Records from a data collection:

begin

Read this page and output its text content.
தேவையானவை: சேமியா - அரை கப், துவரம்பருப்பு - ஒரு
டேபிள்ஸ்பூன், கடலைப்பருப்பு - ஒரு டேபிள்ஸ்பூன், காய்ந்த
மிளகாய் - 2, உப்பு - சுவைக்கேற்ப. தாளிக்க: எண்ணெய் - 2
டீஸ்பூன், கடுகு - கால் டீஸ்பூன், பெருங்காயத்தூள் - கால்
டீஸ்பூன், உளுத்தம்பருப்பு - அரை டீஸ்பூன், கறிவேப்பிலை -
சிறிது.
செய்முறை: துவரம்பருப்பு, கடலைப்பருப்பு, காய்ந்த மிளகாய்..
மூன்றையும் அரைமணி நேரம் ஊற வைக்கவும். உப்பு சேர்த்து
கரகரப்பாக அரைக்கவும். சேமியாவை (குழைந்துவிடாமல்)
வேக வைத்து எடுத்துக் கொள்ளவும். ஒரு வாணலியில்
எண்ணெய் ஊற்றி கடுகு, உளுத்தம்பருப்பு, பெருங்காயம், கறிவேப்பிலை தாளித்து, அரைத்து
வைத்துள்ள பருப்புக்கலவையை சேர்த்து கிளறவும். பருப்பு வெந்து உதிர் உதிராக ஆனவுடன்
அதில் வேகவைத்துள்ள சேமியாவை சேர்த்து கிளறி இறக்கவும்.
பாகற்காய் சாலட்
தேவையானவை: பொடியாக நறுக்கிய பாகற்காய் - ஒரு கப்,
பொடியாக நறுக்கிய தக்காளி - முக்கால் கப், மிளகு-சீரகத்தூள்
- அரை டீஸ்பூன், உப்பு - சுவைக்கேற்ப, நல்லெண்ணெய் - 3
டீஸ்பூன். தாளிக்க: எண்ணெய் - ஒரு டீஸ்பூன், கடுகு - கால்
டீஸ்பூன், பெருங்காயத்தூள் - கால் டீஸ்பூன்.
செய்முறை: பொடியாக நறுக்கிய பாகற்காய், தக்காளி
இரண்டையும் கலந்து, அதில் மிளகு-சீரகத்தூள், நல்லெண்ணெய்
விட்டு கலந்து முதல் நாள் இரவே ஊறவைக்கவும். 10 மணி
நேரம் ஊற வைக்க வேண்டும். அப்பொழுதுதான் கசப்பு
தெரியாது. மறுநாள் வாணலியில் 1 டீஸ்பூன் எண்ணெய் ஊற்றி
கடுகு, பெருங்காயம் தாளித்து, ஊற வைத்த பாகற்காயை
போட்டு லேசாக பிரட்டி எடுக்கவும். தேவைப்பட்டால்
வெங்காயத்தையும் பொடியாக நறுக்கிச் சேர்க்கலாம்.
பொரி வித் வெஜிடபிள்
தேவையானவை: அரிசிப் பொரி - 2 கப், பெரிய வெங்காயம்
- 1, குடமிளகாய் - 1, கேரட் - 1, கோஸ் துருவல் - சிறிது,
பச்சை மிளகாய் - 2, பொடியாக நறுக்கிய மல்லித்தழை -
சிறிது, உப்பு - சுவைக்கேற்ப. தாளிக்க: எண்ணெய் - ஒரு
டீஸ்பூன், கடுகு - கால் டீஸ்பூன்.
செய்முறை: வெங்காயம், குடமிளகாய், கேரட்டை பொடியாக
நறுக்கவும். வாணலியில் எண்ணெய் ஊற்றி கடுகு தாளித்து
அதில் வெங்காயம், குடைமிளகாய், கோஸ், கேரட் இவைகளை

end

**WHAT YOU ARE ASKED TO DO:**
Return all the data above once more, precisely as given.

**FULL ANSWER:**
Read this page and output its text content.
தேவையானவை: சேமியா - அரை கப், துவரம்பருப்பு - ஒரு
டேபிள்ஸ்பூன், கடலைப்பருப்பு - ஒரு டேபிள்ஸ்பூன், காய்ந்த
மிளகாய் - 2, உப்பு - சுவைக்கேற்ப. தாளிக்க: எண்ணெய் - 2
டீஸ்பூன், கடுகு - கால் டீஸ்பூன், பெருங்காயத்தூள் - கால்
டீஸ்பூன், உளுத்தம்பருப்பு - அரை டீஸ்பூன், கறிவேப்பிலை -
சிறிது.
செய்முறை: துவரம்பருப்பு, கடலைப்பருப்பு, காய்ந்த மிளகாய்..
மூன்றையும் அரைமணி நேரம் ஊற வைக்கவும். உப்பு சேர்த்து
கரகரப்பாக அரைக்கவும். சேமியாவை (குழைந்துவிடாமல்)
வேக வைத்து எடுத்துக் கொள்ளவும். ஒரு வாணலியில்
எண்ணெய் ஊற்றி கடுகு, உளுத்தம்பருப்பு, பெருங்காயம், கறிவேப்பிலை தாளித்து, அரைத்து
வைத்துள்ள பருப்புக்கலவையை சேர்த்து கிளறவும். பருப்பு வெந்து உதிர் உதிராக ஆனவுடன்
அதில் வேகவைத்துள்ள சேமியாவை சேர்த்து கிளறி இறக்கவும்.
பாகற்காய் சாலட்
தேவையானவை: பொடியாக நறுக்கிய பாகற்காய் - ஒரு கப்,
பொடியாக நறுக்கிய தக்காளி - முக்கால் கப், மிளகு-சீரகத்தூள்
- அரை டீஸ்பூன், உப்பு - சுவைக்கேற்ப, நல்லெண்ணெய் - 3
டீஸ்பூன். தாளிக்க: எண்ணெய் - ஒரு டீஸ்பூன், கடுகு - கால்
டீஸ்பூன், பெருங்காயத்தூள் - கால் டீஸ்பூன்.
செய்முறை: பொடியாக நறுக்கிய பாகற்காய், தக்காளி
இரண்டையும் கலந்து, அதில் மிளகு-சீரகத்தூள், நல்லெண்ணெய்
விட்டு கலந்து முதல் நாள் இரவே ஊறவைக்கவும். 10 மணி
நேரம் ஊற வைக்க வேண்டும். அப்பொழுதுதான் கசப்பு
தெரியாது. மறுநாள் வாணலியில் 1 டீஸ்பூன் எண்ணெய் ஊற்றி
கடுகு, பெருங்காயம் தாளித்து, ஊற வைத்த பாகற்காயை
போட்டு லேசாக பிரட்டி எடுக்கவும். தேவைப்பட்டால்
வெங்காயத்தையும் பொடியாக நறுக்கிச் சேர்க்கலாம்.
பொரி வித் வெஜிடபிள்
தேவையானவை: அரிசிப் பொரி - 2 கப், பெரிய வெங்காயம்
- 1, குடமிளகாய் - 1, கேரட் - 1, கோஸ் துருவல் - சிறிது,
பச்சை மிளகாய் - 2, பொடியாக நறுக்கிய மல்லித்தழை -
சிறிது, உப்பு - சுவைக்கேற்ப. தாளிக்க: எண்ணெய் - ஒரு
டீஸ்பூன், கடுகு - கால் டீஸ்பூன்.
செய்முறை: வெங்காயம், குடமிளகாய், கேரட்டை பொடியாக
நறுக்கவும். வாணலியில் எண்ணெய் ஊற்றி கடுகு தாளித்து
அதில் வெங்காயம், குடைமிளகாய், கோஸ், கேரட் இவைகளை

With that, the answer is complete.